_TASK REQUIREMENTS_
Pictures do not belong in the copy; quote every entry below exactly.

_AVAILABLE RECORDS_
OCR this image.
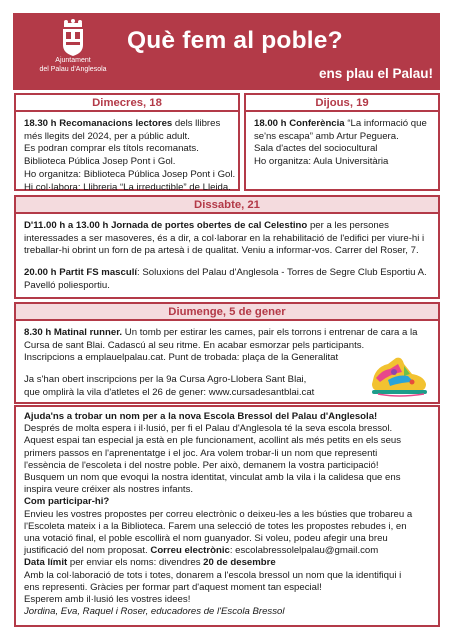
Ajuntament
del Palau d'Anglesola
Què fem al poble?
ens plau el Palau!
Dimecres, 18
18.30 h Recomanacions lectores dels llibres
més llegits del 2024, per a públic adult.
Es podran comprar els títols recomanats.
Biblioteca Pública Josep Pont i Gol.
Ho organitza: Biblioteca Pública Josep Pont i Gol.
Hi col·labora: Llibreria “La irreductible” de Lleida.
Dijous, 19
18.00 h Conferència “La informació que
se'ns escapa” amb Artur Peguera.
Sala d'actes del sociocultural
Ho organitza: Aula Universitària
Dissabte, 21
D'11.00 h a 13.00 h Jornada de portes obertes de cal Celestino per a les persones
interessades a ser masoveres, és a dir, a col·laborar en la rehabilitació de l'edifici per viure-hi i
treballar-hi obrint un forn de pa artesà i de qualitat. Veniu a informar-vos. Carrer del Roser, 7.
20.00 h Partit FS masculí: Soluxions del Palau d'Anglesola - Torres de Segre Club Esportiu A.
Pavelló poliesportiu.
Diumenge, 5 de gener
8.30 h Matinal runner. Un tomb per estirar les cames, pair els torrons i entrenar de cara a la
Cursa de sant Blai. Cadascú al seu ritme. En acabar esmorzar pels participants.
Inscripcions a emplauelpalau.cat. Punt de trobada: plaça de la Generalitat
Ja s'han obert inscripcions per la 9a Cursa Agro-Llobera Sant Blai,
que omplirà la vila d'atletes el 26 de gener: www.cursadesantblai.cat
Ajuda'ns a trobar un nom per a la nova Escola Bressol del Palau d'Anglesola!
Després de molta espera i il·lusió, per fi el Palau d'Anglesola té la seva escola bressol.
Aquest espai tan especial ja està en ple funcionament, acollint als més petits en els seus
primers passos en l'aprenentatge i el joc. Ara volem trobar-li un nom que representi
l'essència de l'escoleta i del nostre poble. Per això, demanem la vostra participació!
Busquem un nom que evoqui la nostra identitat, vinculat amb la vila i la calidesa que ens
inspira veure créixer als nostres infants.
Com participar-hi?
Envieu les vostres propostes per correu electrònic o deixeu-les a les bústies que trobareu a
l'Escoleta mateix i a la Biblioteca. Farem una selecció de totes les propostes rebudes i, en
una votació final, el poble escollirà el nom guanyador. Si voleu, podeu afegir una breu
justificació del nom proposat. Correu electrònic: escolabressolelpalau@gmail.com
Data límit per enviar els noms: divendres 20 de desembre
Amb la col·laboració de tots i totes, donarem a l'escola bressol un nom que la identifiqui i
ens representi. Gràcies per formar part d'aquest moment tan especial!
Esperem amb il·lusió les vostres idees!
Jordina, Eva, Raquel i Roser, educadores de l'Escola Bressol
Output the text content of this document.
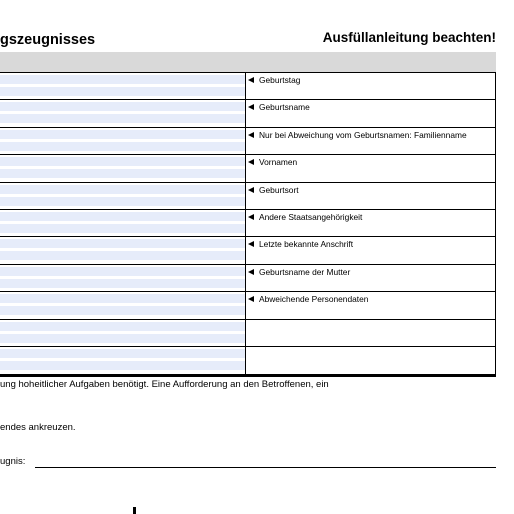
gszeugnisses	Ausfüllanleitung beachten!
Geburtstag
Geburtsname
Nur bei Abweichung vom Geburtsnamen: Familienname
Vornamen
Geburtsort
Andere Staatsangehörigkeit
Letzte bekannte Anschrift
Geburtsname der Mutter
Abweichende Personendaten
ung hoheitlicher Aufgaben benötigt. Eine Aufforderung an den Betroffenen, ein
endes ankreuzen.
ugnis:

_RESULT BELOW_
OCR this image.
Ajuntament
del Palau d'Anglesola
Què fem al poble?
ens plau el Palau!
Dimecres, 18
18.30 h Recomanacions lectores dels llibres
més llegits del 2024, per a públic adult.
Es podran comprar els títols recomanats.
Biblioteca Pública Josep Pont i Gol.
Ho organitza: Biblioteca Pública Josep Pont i Gol.
Hi col·labora: Llibreria “La irreductible” de Lleida.
Dijous, 19
18.00 h Conferència “La informació que
se'ns escapa” amb Artur Peguera.
Sala d'actes del sociocultural
Ho organitza: Aula Universitària
Dissabte, 21
D'11.00 h a 13.00 h Jornada de portes obertes de cal Celestino per a les persones
interessades a ser masoveres, és a dir, a col·laborar en la rehabilitació de l'edifici per viure-hi i
treballar-hi obrint un forn de pa artesà i de qualitat. Veniu a informar-vos. Carrer del Roser, 7.
20.00 h Partit FS masculí: Soluxions del Palau d'Anglesola - Torres de Segre Club Esportiu A.
Pavelló poliesportiu.
Diumenge, 5 de gener
8.30 h Matinal runner. Un tomb per estirar les cames, pair els torrons i entrenar de cara a la
Cursa de sant Blai. Cadascú al seu ritme. En acabar esmorzar pels participants.
Inscripcions a emplauelpalau.cat. Punt de trobada: plaça de la Generalitat
Ja s'han obert inscripcions per la 9a Cursa Agro-Llobera Sant Blai,
que omplirà la vila d'atletes el 26 de gener: www.cursadesantblai.cat
Ajuda'ns a trobar un nom per a la nova Escola Bressol del Palau d'Anglesola!
Després de molta espera i il·lusió, per fi el Palau d'Anglesola té la seva escola bressol.
Aquest espai tan especial ja està en ple funcionament, acollint als més petits en els seus
primers passos en l'aprenentatge i el joc. Ara volem trobar-li un nom que representi
l'essència de l'escoleta i del nostre poble. Per això, demanem la vostra participació!
Busquem un nom que evoqui la nostra identitat, vinculat amb la vila i la calidesa que ens
inspira veure créixer als nostres infants.
Com participar-hi?
Envieu les vostres propostes per correu electrònic o deixeu-les a les bústies que trobareu a
l'Escoleta mateix i a la Biblioteca. Farem una selecció de totes les propostes rebudes i, en
una votació final, el poble escollirà el nom guanyador. Si voleu, podeu afegir una breu
justificació del nom proposat. Correu electrònic: escolabressolelpalau@gmail.com
Data límit per enviar els noms: divendres 20 de desembre
Amb la col·laboració de tots i totes, donarem a l'escola bressol un nom que la identifiqui i
ens representi. Gràcies per formar part d'aquest moment tan especial!
Esperem amb il·lusió les vostres idees!
Jordina, Eva, Raquel i Roser, educadores de l'Escola Bressol
Output the text content of this document.
gszeugnisses	Ausfüllanleitung beachten!
Geburtstag
Geburtsname
Nur bei Abweichung vom Geburtsnamen: Familienname
Vornamen
Geburtsort
Andere Staatsangehörigkeit
Letzte bekannte Anschrift
Geburtsname der Mutter
Abweichende Personendaten
ung hoheitlicher Aufgaben benötigt. Eine Aufforderung an den Betroffenen, ein
endes ankreuzen.
ugnis:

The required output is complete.